# REQUIREMENT:
Go through the material below and copy each line where the word "verò" appears.

# THE INPUT:

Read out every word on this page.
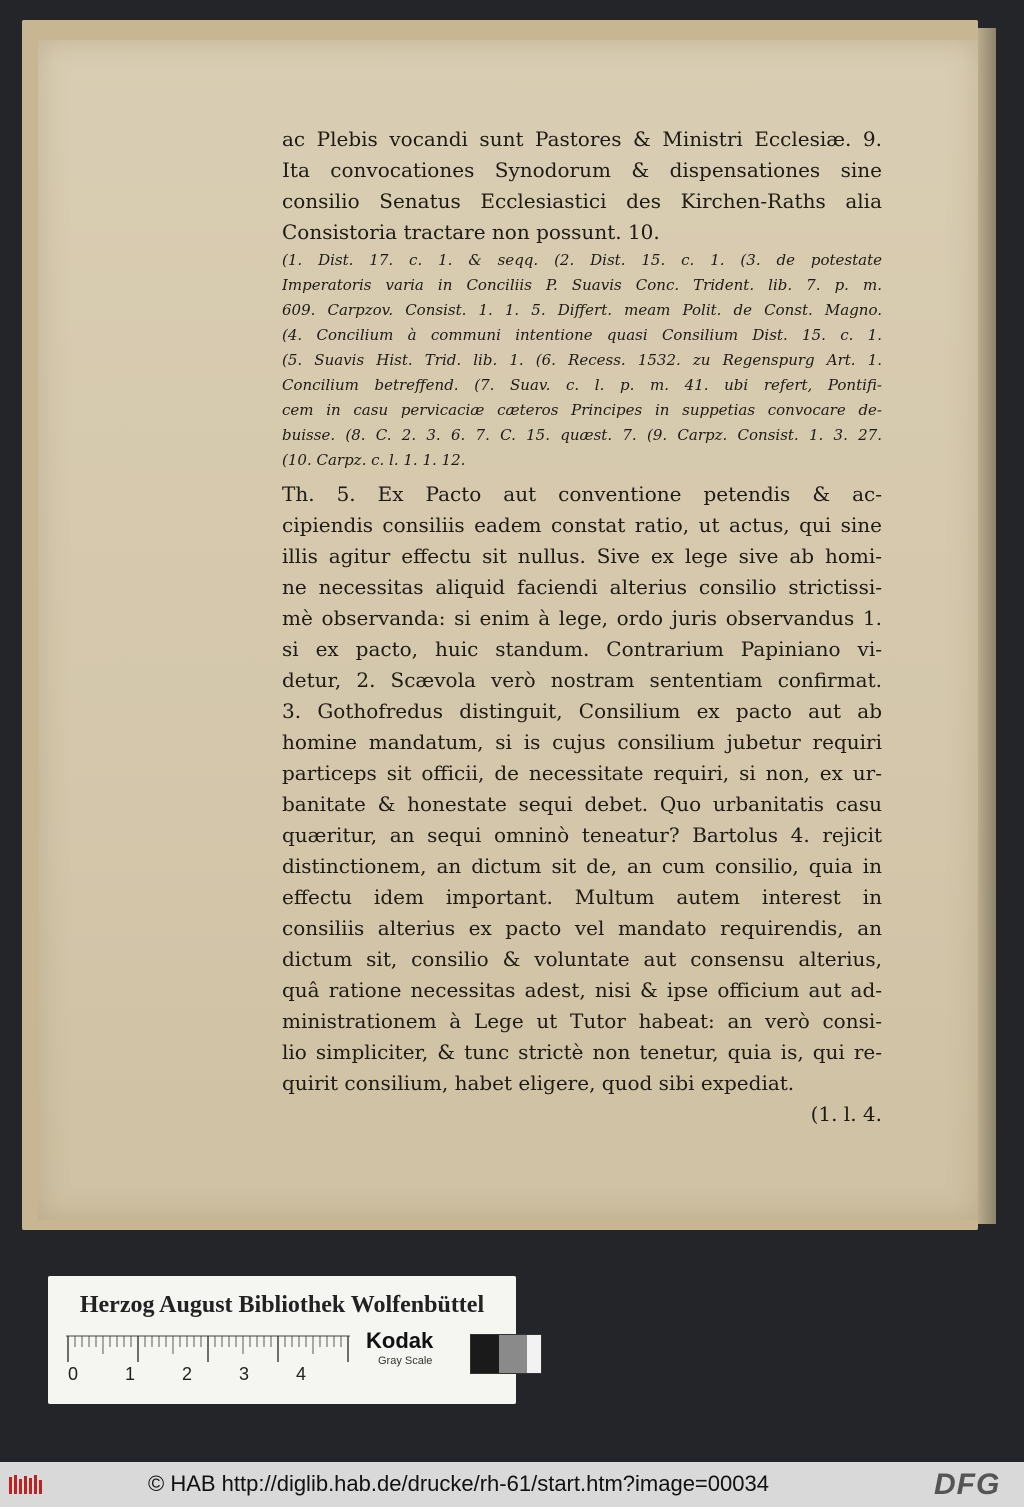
ac Plebis vocandi sunt Pastores & Ministri Ecclesiæ. 9.
Ita convocationes Synodorum & dispensationes sine
consilio Senatus Ecclesiastici des Kirchen-Raths alia
Consistoria tractare non possunt. 10.
(1. Dist. 17. c. 1. & seqq. (2. Dist. 15. c. 1. (3. de potestate
Imperatoris varia in Conciliis P. Suavis Conc. Trident. lib. 7. p. m.
609. Carpzov. Consist. 1. 1. 5. Differt. meam Polit. de Const. Magno.
(4. Concilium à communi intentione quasi Consilium Dist. 15. c. 1.
(5. Suavis Hist. Trid. lib. 1. (6. Recess. 1532. zu Regenspurg Art. 1.
Concilium betreffend. (7. Suav. c. l. p. m. 41. ubi refert, Pontifi-
cem in casu pervicaciæ cæteros Principes in suppetias convocare de-
buisse. (8. C. 2. 3. 6. 7. C. 15. quæst. 7. (9. Carpz. Consist. 1. 3. 27.
(10. Carpz. c. l. 1. 1. 12.
Th. 5. Ex Pacto aut conventione petendis & ac-
cipiendis consiliis eadem constat ratio, ut actus, qui sine
illis agitur effectu sit nullus. Sive ex lege sive ab homi-
ne necessitas aliquid faciendi alterius consilio strictissi-
mè observanda: si enim à lege, ordo juris observandus 1.
si ex pacto, huic standum. Contrarium Papiniano vi-
detur, 2. Scævola verò nostram sententiam confirmat.
3. Gothofredus distinguit, Consilium ex pacto aut ab
homine mandatum, si is cujus consilium jubetur requiri
particeps sit officii, de necessitate requiri, si non, ex ur-
banitate & honestate sequi debet. Quo urbanitatis casu
quæritur, an sequi omninò teneatur? Bartolus 4. rejicit
distinctionem, an dictum sit de, an cum consilio, quia in
effectu idem important. Multum autem interest in
consiliis alterius ex pacto vel mandato requirendis, an
dictum sit, consilio & voluntate aut consensu alterius,
quâ ratione necessitas adest, nisi & ipse officium aut ad-
ministrationem à Lege ut Tutor habeat: an verò consi-
lio simpliciter, & tunc strictè non tenetur, quia is, qui re-
quirit consilium, habet eligere, quod sibi expediat.
(1. l. 4.
Herzog August Bibliothek Wolfenbüttel
0	1	2	3	4
Kodak
Gray Scale
© HAB http://diglib.hab.de/drucke/rh-61/start.htm?image=00034	DFG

# RESPONSE:
detur, 2. Scævola verò nostram sententiam confirmat.
ministrationem à Lege ut Tutor habeat: an verò consi-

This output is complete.